(Figure record listings)

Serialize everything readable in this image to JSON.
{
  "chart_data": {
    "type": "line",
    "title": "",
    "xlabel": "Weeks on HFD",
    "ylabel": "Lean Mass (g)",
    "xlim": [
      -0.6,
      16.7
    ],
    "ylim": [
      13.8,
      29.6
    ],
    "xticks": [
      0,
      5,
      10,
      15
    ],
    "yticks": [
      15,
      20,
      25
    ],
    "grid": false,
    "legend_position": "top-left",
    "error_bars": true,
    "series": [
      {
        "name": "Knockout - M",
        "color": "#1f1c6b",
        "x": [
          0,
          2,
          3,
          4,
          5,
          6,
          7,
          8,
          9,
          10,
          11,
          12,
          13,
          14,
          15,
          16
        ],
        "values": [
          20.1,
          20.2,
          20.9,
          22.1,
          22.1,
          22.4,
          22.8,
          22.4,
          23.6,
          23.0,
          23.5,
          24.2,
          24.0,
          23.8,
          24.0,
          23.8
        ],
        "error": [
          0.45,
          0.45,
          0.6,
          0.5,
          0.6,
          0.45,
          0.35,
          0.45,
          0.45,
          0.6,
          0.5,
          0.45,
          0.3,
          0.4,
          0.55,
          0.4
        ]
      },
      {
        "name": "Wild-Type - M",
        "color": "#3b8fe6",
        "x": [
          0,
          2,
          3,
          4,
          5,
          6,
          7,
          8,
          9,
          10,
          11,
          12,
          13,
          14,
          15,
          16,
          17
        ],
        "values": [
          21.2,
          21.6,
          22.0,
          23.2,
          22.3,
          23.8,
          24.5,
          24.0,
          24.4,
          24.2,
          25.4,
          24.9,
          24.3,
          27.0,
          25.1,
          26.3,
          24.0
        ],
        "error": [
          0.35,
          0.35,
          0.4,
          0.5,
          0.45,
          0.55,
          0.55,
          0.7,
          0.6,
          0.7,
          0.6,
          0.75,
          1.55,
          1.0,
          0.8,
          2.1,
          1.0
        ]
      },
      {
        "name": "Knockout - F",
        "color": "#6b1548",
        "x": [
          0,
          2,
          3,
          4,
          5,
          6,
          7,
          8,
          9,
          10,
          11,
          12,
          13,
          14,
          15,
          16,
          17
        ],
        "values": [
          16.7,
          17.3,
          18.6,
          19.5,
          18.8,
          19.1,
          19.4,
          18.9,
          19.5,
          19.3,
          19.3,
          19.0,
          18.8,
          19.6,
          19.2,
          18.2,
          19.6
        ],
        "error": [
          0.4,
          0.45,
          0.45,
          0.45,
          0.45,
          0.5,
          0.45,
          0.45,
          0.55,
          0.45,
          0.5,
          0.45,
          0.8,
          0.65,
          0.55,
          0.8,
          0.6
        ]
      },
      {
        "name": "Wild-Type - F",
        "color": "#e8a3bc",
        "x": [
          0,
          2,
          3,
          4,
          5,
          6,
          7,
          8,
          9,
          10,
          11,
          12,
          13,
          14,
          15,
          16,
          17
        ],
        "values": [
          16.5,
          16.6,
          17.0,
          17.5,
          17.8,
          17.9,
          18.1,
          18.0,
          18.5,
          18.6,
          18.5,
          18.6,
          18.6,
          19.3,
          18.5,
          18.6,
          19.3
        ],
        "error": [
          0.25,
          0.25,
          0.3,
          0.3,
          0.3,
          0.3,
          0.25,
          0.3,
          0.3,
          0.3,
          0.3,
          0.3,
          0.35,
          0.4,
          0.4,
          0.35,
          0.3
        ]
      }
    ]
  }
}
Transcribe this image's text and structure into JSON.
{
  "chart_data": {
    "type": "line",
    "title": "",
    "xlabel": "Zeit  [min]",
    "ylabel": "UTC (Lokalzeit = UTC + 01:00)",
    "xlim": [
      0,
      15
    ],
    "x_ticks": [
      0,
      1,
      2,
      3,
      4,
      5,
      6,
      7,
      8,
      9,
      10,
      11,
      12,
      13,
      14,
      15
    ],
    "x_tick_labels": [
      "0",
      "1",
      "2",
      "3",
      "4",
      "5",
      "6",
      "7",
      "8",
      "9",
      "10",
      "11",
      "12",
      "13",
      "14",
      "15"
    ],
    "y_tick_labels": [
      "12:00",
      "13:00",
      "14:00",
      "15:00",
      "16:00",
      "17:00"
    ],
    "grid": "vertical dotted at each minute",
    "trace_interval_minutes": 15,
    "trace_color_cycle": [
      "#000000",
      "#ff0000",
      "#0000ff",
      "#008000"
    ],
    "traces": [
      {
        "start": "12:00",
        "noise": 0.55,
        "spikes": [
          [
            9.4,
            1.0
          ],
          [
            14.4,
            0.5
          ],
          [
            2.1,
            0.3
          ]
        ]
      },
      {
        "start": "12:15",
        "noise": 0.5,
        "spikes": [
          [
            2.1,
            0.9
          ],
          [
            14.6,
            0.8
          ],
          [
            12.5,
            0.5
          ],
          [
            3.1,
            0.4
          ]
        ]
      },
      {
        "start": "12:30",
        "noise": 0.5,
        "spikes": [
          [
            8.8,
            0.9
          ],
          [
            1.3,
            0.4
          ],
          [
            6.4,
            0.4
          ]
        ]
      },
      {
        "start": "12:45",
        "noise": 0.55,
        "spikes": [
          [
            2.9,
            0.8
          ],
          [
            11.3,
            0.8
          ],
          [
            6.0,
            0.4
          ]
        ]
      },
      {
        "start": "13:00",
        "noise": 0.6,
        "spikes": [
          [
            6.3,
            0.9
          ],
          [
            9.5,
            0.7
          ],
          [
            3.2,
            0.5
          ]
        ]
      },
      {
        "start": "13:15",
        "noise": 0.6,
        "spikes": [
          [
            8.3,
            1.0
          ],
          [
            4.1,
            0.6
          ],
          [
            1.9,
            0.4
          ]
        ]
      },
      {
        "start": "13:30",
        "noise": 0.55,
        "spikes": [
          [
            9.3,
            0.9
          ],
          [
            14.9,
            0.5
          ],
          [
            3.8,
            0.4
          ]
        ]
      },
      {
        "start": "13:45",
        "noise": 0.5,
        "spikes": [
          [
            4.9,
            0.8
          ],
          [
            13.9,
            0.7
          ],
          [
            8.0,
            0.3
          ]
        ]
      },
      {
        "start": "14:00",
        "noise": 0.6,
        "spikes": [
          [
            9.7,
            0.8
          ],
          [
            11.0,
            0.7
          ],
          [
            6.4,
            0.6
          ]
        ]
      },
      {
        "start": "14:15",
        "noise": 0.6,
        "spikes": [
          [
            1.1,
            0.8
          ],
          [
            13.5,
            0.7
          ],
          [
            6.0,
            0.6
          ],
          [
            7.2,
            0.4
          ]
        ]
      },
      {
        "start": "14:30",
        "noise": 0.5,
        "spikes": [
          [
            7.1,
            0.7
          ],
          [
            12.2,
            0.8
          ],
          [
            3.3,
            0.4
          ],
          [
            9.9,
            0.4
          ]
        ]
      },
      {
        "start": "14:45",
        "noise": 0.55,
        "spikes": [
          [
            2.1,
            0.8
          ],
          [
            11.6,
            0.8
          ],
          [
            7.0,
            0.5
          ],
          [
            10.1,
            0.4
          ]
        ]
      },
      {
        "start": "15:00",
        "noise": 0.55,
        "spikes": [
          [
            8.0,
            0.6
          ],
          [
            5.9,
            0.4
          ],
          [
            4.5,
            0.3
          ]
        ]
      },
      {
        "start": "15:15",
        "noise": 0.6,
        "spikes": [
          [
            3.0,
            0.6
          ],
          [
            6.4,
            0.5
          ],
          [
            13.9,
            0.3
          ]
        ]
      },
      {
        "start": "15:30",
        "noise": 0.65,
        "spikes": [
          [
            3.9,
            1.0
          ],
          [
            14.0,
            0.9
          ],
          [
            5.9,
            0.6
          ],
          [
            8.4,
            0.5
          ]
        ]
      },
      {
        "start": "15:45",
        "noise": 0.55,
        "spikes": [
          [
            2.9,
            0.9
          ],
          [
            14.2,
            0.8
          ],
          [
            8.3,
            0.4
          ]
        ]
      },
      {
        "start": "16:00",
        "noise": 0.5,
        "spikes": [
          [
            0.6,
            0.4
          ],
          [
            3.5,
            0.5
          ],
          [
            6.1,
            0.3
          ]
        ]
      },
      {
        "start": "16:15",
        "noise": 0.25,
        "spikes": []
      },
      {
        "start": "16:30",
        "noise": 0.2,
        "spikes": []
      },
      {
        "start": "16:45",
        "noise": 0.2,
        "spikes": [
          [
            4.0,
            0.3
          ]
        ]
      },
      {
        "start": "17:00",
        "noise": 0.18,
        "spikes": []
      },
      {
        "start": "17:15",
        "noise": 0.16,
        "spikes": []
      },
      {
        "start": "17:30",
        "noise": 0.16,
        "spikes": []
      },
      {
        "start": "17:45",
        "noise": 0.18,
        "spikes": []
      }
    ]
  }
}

__Task to complete__: Find the lines that include the string "name", then copy each of them.

__Solution below__:
        "name": "Knockout - M",
        "name": "Wild-Type - M",
        "name": "Knockout - F",
        "name": "Wild-Type - F",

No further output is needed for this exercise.